*Excerpt to read*
┄┄┄┄┄┄
# Hi-speed Usb Host Controller Needed?



## dreamer (Jan 1, 2005)

I'm new to PC. i just finished build my PC and running into USB problem. it does detect the device, but it also said this " Hi-speed USB device attached to non-Hi-speed hub. You must add a Hi-speed USB host controller to this PC to abtain maximum performance". Here is what i got:

Intel P4 3 ghz running @ 3.3 OC
RAIDMAX 668 case
P4C800-E
RADEON 9800 PRO
WIND XP PRO
1G memory

i tried to hook USB Headers to either USB56 or USB78 on the board with no luck. i'm not sure what is Hi-Speed USB host controller is. any help would be appreciate


----------



## blackduck30 (Sep 7, 2004)

check in your device manager under USB and see if there are any yellow marks , If you have at least SP1 you should be able to click on the high lighted section, right click it and then click update driver, windows should install the usb2 driver , the controller should then change to enhanced host controller


----------



## Ark (Dec 29, 2004)

Of course, it might just be that you don't have a USB2 port.

I have a USB2-enabled memory stick, but I've not installed the hardware ports yet. Don't rightly know where they connect on the mobo.


----------



## blackduck30 (Sep 7, 2004)

I think the P4C800-E has 4 and 2 connectors for an additional 4 but this is the deluxe version so i'm not 100% sure if the P4C800-E is exactly the same as The only manual I could get for A P4C800-E was the deluxe version


----------



## refosk (Dec 14, 2004)

You should enable in bios high speed not full speed!


----------
┄┄┄┄┄┄
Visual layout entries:
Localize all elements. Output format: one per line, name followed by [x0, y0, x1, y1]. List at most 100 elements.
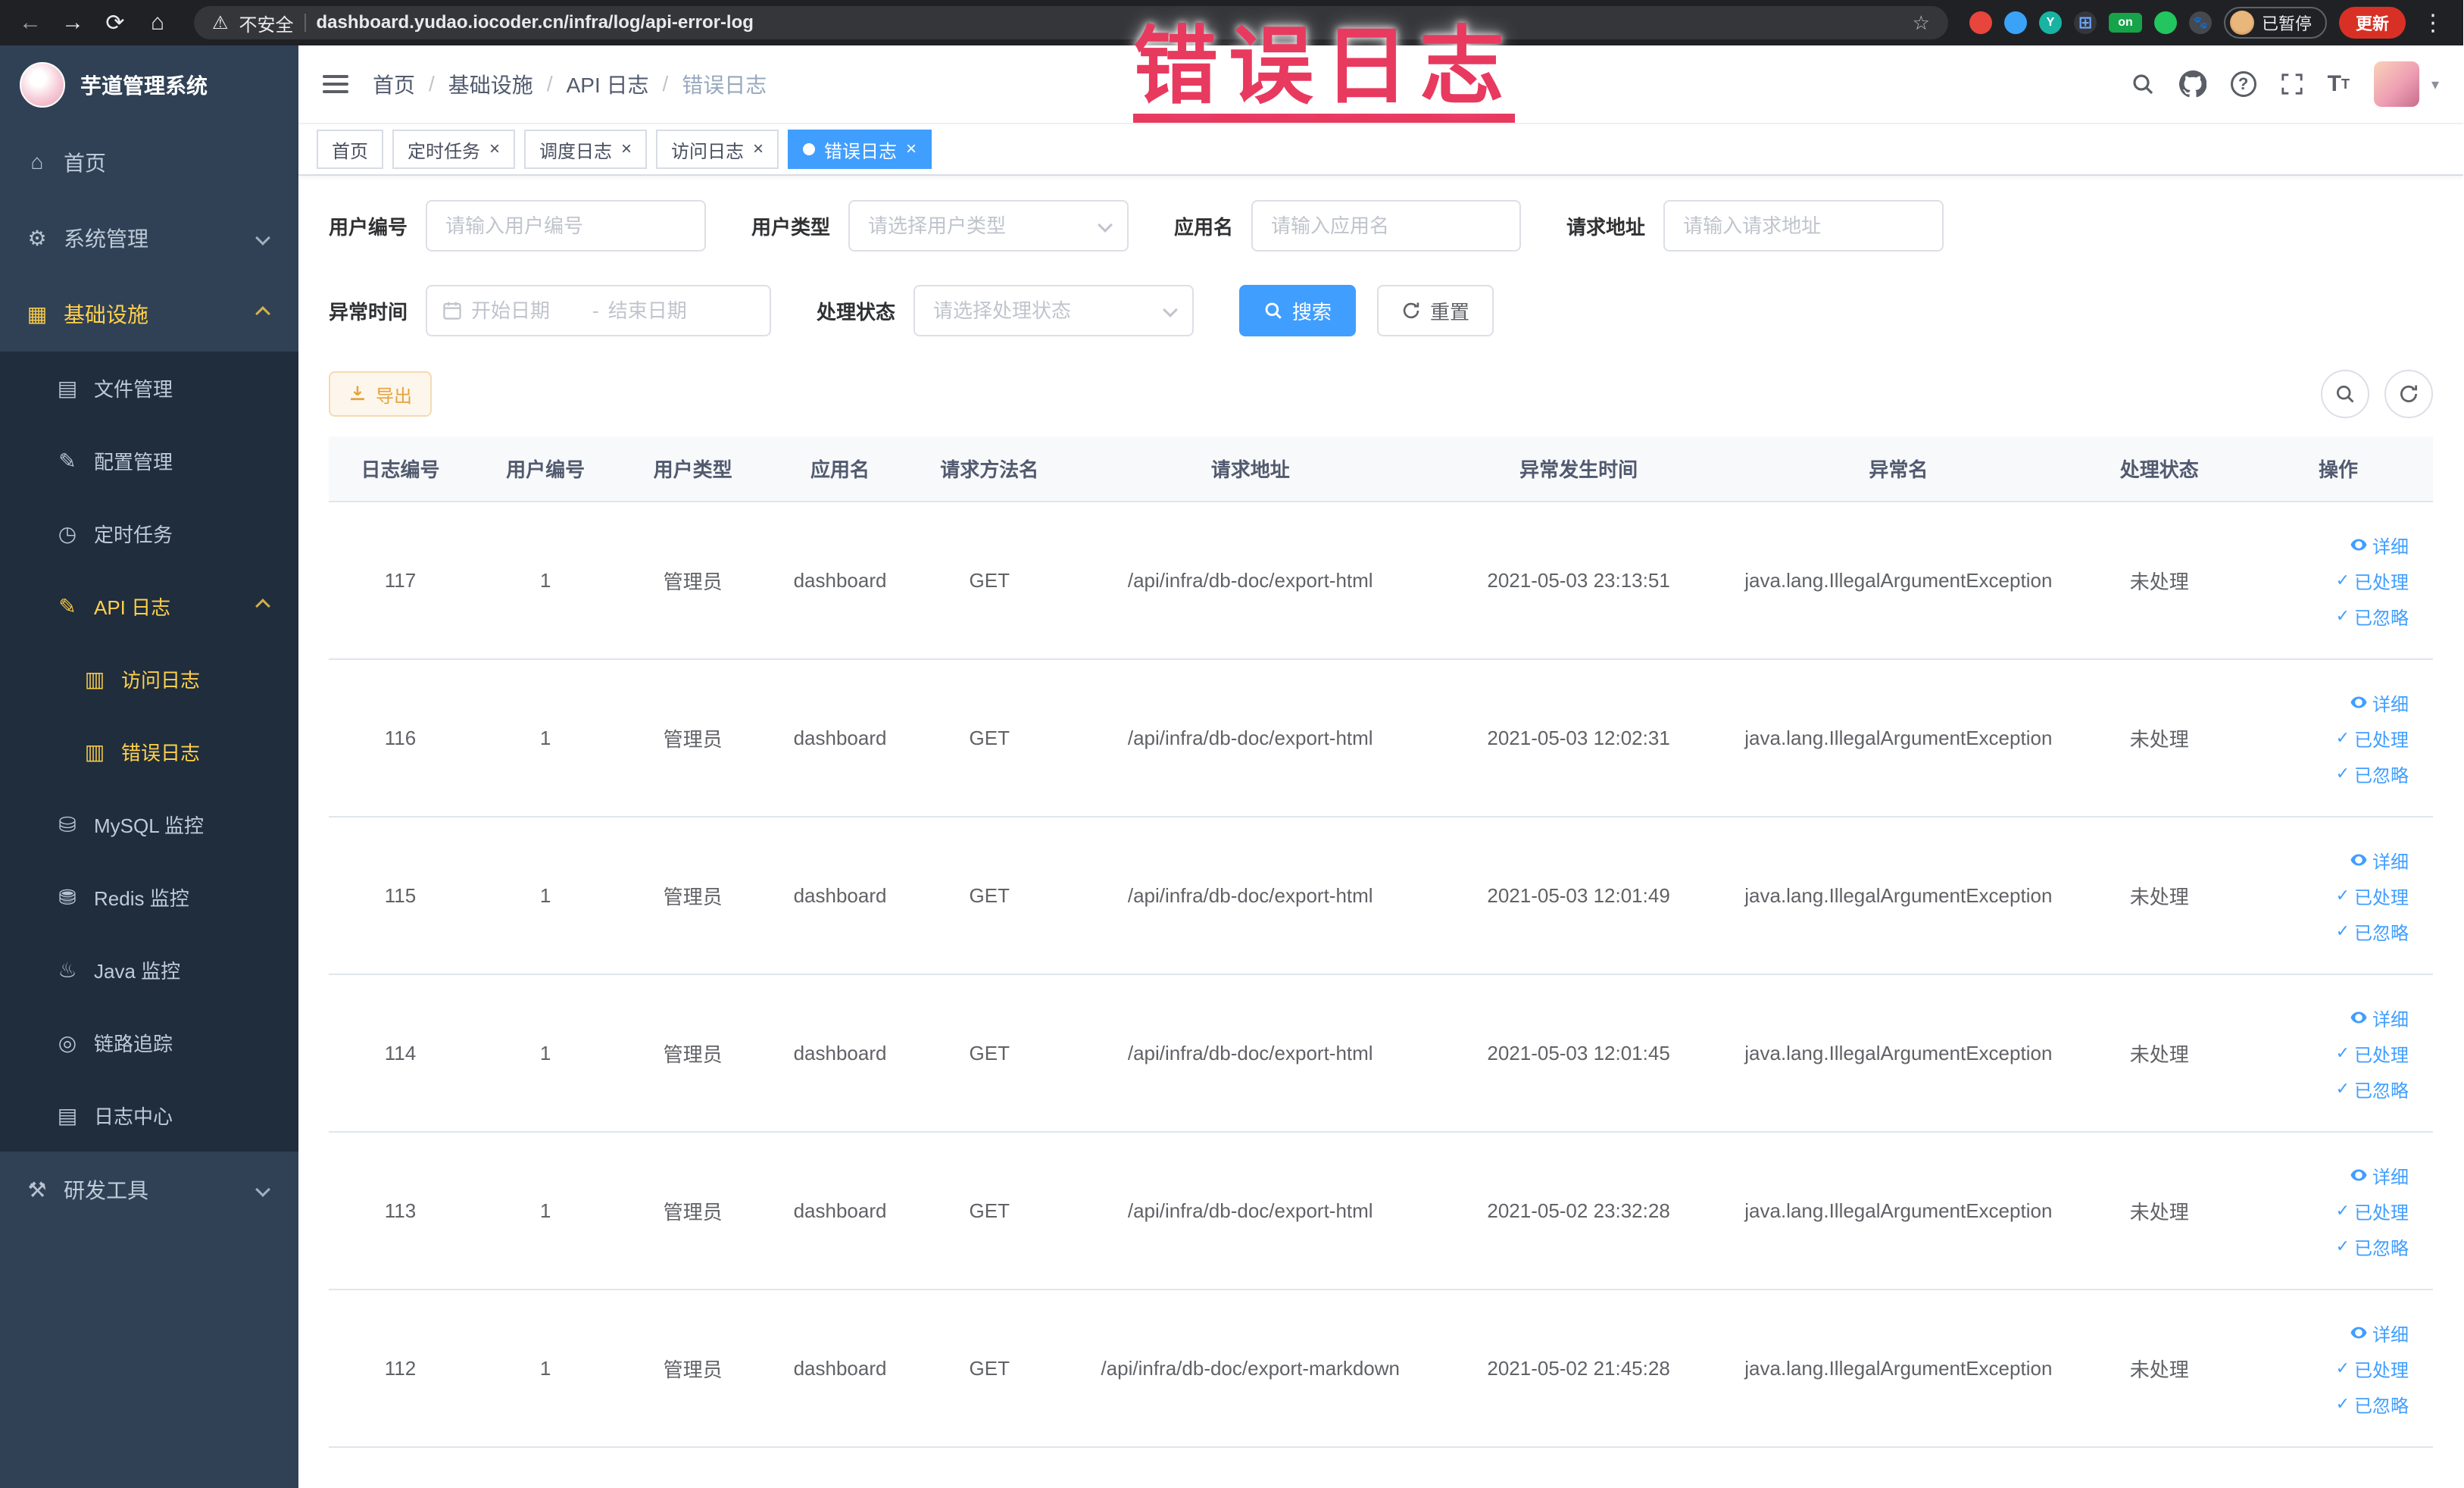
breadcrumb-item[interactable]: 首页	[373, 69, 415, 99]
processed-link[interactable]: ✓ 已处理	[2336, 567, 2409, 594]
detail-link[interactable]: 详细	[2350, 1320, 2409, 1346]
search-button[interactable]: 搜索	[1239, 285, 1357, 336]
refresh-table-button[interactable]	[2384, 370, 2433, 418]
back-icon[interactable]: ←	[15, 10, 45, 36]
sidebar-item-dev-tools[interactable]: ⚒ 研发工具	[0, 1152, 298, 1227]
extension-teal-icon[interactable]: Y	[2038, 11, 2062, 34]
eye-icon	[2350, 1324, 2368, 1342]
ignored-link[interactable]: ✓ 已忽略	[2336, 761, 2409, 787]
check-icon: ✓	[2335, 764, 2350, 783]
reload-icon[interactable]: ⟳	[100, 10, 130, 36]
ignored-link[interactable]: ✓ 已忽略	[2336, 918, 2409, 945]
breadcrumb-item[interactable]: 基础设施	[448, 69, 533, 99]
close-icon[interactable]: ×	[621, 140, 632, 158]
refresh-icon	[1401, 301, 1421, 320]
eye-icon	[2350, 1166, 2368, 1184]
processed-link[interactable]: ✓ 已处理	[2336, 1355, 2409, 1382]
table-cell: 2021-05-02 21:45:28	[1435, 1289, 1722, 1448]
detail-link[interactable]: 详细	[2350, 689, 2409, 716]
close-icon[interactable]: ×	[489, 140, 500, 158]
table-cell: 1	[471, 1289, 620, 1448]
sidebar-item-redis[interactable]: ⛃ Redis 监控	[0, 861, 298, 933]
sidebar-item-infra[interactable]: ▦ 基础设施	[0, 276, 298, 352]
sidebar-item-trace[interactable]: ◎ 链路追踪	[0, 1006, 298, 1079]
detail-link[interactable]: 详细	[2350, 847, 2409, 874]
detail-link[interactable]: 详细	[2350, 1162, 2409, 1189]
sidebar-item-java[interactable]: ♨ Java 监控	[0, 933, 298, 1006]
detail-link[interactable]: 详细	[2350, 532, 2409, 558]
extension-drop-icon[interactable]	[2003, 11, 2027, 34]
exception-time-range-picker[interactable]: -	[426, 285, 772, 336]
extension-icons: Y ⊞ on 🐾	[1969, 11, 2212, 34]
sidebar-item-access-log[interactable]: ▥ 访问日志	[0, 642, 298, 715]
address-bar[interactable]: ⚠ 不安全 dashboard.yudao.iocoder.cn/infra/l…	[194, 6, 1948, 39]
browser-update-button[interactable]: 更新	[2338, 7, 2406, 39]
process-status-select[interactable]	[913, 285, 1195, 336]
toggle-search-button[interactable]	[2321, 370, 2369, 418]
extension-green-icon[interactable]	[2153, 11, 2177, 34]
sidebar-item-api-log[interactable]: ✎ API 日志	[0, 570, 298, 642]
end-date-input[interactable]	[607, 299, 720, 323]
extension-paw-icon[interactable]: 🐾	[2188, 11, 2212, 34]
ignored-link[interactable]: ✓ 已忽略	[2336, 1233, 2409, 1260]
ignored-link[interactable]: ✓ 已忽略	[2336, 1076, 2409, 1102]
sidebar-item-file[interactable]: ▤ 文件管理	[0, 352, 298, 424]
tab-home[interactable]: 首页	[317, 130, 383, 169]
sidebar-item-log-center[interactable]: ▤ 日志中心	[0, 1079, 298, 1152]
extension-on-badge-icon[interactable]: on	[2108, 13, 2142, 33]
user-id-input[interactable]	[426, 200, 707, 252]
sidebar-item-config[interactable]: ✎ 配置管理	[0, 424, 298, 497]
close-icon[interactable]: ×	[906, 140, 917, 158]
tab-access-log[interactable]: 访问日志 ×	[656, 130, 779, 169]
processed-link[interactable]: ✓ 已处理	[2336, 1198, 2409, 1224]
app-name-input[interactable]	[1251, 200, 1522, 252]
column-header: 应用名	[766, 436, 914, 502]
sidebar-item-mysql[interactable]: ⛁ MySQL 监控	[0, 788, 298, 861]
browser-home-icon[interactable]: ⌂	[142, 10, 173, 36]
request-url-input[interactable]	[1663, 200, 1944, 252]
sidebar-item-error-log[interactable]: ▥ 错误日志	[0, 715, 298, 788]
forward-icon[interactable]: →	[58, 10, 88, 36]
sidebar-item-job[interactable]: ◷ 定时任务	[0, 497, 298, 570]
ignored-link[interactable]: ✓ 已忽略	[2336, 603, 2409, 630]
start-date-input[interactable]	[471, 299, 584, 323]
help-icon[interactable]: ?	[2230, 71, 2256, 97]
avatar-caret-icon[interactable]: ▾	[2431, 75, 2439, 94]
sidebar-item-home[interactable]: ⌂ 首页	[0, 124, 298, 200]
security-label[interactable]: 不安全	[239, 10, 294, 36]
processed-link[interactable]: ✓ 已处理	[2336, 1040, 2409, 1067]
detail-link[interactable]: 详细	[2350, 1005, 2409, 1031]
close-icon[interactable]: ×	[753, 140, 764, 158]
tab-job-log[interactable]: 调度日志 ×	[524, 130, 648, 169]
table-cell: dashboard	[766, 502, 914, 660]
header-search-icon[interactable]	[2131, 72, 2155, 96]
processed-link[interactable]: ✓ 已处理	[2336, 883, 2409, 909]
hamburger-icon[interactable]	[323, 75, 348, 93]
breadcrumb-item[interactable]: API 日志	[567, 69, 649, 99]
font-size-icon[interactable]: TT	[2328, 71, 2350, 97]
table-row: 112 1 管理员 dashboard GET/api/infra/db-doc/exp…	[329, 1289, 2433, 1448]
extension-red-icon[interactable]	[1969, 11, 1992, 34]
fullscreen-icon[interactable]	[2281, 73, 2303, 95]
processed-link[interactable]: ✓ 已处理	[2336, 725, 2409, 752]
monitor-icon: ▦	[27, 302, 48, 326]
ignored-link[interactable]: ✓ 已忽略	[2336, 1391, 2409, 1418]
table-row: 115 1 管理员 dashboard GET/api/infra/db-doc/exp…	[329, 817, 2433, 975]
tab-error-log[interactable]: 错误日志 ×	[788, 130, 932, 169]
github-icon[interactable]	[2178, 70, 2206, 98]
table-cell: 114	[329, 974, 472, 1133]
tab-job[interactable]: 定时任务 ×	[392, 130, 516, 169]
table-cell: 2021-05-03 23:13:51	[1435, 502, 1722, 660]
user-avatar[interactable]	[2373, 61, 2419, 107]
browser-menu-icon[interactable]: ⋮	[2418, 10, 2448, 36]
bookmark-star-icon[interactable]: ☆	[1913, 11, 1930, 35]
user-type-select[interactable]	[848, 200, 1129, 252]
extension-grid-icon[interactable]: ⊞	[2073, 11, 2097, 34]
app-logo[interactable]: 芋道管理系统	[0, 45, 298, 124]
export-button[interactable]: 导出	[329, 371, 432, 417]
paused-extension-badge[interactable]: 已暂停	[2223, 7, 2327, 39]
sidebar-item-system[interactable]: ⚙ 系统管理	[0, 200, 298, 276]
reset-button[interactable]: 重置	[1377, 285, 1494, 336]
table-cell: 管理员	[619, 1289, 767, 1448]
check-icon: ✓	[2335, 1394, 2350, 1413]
┄┄┄┄┄┄
*Directives*
1 – In the USB host controller thread, what does refosk say should be enabled in the BIOS?
2 – List every item dreamer gives in the system specifications in the USB host controller thread.
The entries are not needed for the work on this page.

*Solutions to the tasks*
1 – High speed, not full speed.

2 –
- Intel P4 3 ghz running @ 3.3 OC
- RAIDMAX 668 case
- P4C800-E
- RADEON 9800 PRO
- WIND XP PRO
- 1G memory